## What is being asked
Find how many lines of the listing below include the word "free", then report the number by itself.

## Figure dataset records
_____

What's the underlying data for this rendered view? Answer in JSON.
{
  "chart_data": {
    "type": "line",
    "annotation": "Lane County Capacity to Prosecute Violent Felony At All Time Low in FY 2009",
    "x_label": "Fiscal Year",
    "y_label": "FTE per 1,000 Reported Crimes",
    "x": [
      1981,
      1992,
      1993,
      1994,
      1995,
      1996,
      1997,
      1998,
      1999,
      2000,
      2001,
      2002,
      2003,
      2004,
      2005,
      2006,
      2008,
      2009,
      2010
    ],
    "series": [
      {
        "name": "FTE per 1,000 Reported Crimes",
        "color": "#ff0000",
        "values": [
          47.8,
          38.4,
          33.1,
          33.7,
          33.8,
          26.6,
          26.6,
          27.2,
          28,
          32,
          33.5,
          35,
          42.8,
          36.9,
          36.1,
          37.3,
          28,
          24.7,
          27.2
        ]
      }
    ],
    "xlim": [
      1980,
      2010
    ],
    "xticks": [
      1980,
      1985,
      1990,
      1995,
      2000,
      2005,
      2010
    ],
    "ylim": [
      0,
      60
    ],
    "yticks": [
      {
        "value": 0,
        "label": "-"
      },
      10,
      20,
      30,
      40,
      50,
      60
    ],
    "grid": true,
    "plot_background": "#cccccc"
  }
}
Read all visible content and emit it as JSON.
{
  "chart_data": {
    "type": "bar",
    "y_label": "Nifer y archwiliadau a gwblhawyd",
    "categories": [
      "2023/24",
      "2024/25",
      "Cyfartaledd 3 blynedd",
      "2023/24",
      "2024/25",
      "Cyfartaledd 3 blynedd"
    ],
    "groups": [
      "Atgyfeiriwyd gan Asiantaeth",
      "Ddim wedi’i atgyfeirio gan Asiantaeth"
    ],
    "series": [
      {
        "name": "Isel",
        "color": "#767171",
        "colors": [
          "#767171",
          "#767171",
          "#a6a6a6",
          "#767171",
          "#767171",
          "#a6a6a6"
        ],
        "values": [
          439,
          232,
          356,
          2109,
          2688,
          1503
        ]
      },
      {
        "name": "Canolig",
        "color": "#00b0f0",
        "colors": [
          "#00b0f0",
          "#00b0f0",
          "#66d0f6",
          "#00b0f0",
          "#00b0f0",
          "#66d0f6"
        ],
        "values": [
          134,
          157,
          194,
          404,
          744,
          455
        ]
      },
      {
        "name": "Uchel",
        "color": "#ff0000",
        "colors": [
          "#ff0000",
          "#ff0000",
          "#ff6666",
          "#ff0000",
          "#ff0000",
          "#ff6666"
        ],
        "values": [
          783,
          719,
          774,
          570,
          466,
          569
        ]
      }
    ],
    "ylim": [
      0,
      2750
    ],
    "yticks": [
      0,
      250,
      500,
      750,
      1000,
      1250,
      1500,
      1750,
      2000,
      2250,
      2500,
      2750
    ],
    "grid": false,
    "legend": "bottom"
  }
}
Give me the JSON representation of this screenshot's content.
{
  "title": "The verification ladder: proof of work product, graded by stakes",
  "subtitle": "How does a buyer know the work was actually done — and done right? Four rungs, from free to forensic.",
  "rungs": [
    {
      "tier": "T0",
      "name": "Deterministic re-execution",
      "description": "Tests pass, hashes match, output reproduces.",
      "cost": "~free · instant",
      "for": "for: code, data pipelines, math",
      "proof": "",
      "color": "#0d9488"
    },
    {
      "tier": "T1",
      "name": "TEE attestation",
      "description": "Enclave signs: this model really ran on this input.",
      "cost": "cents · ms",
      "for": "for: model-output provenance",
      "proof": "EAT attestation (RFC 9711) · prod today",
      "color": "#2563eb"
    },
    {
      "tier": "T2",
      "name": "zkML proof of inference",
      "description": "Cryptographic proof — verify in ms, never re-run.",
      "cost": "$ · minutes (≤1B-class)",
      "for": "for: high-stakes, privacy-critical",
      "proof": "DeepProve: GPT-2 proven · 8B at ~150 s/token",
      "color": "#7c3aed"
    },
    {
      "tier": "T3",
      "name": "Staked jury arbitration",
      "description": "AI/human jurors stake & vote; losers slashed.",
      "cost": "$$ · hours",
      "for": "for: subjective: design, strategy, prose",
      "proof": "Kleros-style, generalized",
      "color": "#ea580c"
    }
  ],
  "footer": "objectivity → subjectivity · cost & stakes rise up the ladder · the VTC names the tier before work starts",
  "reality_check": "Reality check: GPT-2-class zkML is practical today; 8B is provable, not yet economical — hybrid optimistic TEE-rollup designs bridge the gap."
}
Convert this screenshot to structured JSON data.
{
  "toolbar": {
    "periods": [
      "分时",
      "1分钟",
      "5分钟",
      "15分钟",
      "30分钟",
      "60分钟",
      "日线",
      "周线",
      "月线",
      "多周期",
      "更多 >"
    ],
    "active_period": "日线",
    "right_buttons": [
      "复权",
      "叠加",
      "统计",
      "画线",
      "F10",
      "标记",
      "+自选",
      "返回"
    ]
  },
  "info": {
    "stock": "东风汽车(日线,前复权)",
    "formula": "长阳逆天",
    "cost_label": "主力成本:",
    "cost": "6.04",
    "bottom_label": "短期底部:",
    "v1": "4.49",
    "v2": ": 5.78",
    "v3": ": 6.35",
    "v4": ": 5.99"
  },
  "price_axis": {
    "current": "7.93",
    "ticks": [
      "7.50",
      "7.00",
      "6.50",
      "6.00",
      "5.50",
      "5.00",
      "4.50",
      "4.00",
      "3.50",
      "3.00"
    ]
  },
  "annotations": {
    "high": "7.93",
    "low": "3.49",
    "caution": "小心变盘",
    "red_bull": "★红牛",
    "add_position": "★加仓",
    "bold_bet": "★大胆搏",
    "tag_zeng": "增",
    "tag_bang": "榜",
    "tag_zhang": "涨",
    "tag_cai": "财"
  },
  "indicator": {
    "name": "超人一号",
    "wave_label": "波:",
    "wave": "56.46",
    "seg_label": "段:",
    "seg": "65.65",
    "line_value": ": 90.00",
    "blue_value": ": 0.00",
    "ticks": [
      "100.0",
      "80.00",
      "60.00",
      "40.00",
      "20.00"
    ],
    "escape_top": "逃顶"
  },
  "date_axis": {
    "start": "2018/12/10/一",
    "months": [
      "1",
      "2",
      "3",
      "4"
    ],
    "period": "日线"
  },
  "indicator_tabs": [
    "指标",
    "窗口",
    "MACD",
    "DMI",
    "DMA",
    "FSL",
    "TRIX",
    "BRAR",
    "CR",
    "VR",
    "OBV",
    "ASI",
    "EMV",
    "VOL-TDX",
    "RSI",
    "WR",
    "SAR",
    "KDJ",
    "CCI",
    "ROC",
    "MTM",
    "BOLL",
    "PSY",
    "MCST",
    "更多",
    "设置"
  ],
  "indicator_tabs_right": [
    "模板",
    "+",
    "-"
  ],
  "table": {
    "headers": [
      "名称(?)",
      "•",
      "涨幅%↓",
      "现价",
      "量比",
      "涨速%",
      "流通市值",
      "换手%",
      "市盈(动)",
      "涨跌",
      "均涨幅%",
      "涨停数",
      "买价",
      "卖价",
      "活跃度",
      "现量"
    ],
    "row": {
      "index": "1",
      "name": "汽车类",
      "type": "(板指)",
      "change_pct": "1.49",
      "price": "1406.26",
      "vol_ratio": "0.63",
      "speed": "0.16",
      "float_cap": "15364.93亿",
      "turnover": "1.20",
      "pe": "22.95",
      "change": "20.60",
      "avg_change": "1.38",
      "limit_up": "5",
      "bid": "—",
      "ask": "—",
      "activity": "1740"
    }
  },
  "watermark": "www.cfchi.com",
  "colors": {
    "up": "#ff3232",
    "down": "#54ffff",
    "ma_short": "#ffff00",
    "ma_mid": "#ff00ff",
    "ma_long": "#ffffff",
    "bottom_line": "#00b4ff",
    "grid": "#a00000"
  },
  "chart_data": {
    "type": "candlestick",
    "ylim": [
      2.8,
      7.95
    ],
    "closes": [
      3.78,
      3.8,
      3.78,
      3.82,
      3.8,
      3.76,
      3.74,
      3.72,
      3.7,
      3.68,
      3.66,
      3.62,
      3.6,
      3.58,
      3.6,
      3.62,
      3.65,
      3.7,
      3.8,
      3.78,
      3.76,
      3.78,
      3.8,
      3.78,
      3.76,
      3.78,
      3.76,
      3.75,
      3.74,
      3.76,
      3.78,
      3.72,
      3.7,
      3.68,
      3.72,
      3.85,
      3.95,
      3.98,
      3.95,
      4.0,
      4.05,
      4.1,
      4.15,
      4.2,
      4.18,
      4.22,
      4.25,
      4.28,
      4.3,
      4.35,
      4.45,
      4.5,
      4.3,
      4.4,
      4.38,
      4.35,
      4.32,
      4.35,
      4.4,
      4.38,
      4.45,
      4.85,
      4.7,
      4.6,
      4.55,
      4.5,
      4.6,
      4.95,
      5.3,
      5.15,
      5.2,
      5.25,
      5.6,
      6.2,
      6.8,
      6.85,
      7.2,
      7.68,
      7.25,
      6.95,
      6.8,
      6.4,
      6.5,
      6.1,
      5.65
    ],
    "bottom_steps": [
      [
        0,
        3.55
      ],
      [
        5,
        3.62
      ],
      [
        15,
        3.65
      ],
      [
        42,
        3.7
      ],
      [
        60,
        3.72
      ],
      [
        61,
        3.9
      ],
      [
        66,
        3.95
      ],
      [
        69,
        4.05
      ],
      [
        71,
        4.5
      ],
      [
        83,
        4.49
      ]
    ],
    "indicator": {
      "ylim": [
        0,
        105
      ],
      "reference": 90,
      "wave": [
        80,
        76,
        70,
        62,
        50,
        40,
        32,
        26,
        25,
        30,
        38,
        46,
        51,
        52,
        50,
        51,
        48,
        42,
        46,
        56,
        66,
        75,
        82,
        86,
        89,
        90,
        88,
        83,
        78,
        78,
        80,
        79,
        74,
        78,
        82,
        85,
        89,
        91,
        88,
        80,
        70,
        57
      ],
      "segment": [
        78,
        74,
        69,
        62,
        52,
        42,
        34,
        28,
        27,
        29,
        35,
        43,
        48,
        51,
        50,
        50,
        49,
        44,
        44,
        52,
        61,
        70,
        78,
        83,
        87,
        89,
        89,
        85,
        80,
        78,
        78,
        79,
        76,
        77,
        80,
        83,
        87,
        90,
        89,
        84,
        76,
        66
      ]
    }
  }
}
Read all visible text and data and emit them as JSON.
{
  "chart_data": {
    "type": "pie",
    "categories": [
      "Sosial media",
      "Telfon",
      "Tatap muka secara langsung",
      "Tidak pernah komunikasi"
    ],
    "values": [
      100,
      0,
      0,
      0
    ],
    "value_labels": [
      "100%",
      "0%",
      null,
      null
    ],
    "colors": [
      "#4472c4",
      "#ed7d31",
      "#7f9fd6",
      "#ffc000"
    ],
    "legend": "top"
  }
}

_____

## Exercise answer
2